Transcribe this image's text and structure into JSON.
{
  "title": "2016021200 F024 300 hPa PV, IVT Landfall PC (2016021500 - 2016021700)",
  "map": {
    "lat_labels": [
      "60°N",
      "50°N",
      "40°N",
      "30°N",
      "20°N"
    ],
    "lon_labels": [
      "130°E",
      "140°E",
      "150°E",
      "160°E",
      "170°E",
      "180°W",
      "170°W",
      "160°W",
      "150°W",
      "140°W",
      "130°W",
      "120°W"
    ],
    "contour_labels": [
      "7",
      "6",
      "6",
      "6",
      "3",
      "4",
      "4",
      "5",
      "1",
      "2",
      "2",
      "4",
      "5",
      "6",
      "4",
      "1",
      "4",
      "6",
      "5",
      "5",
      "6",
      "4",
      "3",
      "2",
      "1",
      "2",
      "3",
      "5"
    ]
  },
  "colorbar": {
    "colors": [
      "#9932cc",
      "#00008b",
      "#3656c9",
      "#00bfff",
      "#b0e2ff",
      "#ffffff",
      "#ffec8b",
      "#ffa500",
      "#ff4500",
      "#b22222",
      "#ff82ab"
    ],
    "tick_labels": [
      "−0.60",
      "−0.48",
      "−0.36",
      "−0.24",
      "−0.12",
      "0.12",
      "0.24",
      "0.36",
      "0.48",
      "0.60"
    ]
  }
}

Work instructions: Copy all the lines, exactly.

Solution to this exercise:
Transcribe this image's text and structure into JSON.
{
  "title": "2016021200 F024 300 hPa PV, IVT Landfall PC (2016021500 - 2016021700)",
  "map": {
    "lat_labels": [
      "60°N",
      "50°N",
      "40°N",
      "30°N",
      "20°N"
    ],
    "lon_labels": [
      "130°E",
      "140°E",
      "150°E",
      "160°E",
      "170°E",
      "180°W",
      "170°W",
      "160°W",
      "150°W",
      "140°W",
      "130°W",
      "120°W"
    ],
    "contour_labels": [
      "7",
      "6",
      "6",
      "6",
      "3",
      "4",
      "4",
      "5",
      "1",
      "2",
      "2",
      "4",
      "5",
      "6",
      "4",
      "1",
      "4",
      "6",
      "5",
      "5",
      "6",
      "4",
      "3",
      "2",
      "1",
      "2",
      "3",
      "5"
    ]
  },
  "colorbar": {
    "colors": [
      "#9932cc",
      "#00008b",
      "#3656c9",
      "#00bfff",
      "#b0e2ff",
      "#ffffff",
      "#ffec8b",
      "#ffa500",
      "#ff4500",
      "#b22222",
      "#ff82ab"
    ],
    "tick_labels": [
      "−0.60",
      "−0.48",
      "−0.36",
      "−0.24",
      "−0.12",
      "0.12",
      "0.24",
      "0.36",
      "0.48",
      "0.60"
    ]
  }
}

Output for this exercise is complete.